* Start EXTRACTED MATERIAL *

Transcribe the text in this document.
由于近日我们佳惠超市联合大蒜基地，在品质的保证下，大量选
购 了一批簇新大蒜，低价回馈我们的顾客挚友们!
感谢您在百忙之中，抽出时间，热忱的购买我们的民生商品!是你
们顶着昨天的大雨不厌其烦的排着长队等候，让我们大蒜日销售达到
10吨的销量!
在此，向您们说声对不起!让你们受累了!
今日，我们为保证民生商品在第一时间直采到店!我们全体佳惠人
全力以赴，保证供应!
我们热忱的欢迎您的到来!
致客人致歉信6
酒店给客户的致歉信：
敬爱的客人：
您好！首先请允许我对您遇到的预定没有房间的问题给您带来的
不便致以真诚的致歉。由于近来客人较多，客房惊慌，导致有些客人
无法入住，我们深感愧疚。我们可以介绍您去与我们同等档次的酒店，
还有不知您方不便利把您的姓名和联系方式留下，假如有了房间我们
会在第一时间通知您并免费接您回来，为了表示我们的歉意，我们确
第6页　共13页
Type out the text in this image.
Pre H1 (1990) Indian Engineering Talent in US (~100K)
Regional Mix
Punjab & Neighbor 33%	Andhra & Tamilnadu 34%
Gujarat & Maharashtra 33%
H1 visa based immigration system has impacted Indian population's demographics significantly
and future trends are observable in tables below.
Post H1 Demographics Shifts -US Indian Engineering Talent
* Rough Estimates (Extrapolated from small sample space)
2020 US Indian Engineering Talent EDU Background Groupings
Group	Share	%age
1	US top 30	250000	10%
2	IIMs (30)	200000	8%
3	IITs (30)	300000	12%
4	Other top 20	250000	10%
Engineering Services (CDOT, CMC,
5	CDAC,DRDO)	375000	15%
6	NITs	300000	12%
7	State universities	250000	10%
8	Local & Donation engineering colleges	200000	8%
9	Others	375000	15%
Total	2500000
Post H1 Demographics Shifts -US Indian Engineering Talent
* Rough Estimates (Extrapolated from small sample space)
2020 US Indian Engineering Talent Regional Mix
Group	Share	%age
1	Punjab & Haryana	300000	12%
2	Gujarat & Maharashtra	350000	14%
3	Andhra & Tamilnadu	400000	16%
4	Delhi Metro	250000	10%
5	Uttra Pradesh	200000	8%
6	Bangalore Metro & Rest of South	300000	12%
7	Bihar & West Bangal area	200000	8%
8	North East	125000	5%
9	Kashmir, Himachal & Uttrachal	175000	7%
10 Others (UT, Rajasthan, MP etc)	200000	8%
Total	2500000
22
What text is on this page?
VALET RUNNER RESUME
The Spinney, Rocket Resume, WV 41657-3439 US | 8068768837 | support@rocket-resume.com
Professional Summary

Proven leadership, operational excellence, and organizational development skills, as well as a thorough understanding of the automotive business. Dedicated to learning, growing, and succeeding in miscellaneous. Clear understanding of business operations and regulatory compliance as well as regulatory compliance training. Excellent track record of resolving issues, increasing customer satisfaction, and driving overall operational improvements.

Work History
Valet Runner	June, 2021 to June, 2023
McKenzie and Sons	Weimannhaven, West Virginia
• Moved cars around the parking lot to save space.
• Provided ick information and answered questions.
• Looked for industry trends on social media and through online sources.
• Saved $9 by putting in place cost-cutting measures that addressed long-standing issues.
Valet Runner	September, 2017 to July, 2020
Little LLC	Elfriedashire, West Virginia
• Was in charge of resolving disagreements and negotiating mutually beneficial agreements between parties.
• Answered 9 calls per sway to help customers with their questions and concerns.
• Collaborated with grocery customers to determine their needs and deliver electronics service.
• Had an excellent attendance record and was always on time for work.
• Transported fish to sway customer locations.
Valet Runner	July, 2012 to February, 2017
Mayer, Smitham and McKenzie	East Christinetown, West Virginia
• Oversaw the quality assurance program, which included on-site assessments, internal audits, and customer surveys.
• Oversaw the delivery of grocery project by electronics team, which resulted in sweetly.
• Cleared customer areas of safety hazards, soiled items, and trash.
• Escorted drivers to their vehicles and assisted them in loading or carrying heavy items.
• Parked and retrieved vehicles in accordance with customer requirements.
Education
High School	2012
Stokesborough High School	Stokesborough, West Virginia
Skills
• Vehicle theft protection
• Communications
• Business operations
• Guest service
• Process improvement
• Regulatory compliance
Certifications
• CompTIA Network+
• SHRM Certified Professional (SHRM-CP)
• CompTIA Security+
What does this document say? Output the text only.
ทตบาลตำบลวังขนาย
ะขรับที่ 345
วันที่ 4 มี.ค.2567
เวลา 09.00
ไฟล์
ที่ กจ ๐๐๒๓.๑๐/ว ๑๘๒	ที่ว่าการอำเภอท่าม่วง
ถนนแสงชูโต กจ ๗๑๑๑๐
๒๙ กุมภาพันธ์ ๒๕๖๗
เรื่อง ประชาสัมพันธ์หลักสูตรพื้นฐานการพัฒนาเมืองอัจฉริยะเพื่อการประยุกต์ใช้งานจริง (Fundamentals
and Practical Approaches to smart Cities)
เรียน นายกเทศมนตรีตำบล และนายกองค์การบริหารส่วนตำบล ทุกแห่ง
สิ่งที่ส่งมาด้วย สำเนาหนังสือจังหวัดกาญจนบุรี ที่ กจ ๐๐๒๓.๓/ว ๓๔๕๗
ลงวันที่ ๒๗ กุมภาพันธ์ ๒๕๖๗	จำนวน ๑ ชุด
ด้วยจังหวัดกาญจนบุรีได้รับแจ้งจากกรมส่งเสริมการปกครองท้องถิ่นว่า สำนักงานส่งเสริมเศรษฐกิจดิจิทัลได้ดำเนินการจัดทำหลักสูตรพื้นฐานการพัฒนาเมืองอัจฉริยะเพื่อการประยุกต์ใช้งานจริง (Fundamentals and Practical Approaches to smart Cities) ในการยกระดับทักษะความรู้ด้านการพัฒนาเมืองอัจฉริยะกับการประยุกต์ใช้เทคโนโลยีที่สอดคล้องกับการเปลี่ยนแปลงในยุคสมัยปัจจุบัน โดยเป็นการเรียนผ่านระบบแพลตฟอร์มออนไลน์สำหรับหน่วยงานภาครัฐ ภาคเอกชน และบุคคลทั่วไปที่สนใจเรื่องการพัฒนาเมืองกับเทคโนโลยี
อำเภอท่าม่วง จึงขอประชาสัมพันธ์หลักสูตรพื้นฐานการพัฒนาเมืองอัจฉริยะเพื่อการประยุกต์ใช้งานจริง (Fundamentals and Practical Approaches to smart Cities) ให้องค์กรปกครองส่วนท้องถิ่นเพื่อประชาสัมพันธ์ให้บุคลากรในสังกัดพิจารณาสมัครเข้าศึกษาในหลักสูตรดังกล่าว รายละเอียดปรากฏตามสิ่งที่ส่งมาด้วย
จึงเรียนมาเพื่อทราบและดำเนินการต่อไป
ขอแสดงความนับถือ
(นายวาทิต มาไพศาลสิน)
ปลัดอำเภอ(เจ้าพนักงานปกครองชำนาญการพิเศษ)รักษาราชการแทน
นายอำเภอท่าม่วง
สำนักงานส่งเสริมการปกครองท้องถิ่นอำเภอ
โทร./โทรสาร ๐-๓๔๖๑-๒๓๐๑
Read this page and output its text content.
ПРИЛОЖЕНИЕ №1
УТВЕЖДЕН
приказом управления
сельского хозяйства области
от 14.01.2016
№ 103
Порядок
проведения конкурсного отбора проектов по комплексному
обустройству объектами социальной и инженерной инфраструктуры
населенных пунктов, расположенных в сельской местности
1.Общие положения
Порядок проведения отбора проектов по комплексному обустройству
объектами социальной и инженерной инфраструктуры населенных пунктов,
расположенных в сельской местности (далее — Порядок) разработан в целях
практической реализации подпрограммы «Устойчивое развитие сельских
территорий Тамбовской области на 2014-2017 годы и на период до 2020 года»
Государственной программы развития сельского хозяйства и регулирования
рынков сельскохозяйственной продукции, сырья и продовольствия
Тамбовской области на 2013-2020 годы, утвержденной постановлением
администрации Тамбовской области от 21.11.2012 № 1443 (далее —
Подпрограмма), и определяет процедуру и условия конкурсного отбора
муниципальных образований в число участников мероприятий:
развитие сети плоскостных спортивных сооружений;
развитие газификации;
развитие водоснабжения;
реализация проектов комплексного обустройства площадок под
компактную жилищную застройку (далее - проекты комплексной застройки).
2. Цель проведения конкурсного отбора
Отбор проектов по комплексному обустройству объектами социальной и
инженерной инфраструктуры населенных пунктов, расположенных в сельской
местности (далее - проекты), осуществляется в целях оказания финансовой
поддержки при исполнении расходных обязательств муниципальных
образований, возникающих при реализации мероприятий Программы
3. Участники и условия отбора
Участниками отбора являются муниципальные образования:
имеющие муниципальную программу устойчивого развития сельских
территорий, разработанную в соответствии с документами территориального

* End EXTRACTED MATERIAL *

TASK REQUIREMENTS:
Copy every line of the listing that includes the string "July".

FINISHED TASK:
Valet Runner	September, 2017 to July, 2020
Valet Runner	July, 2012 to February, 2017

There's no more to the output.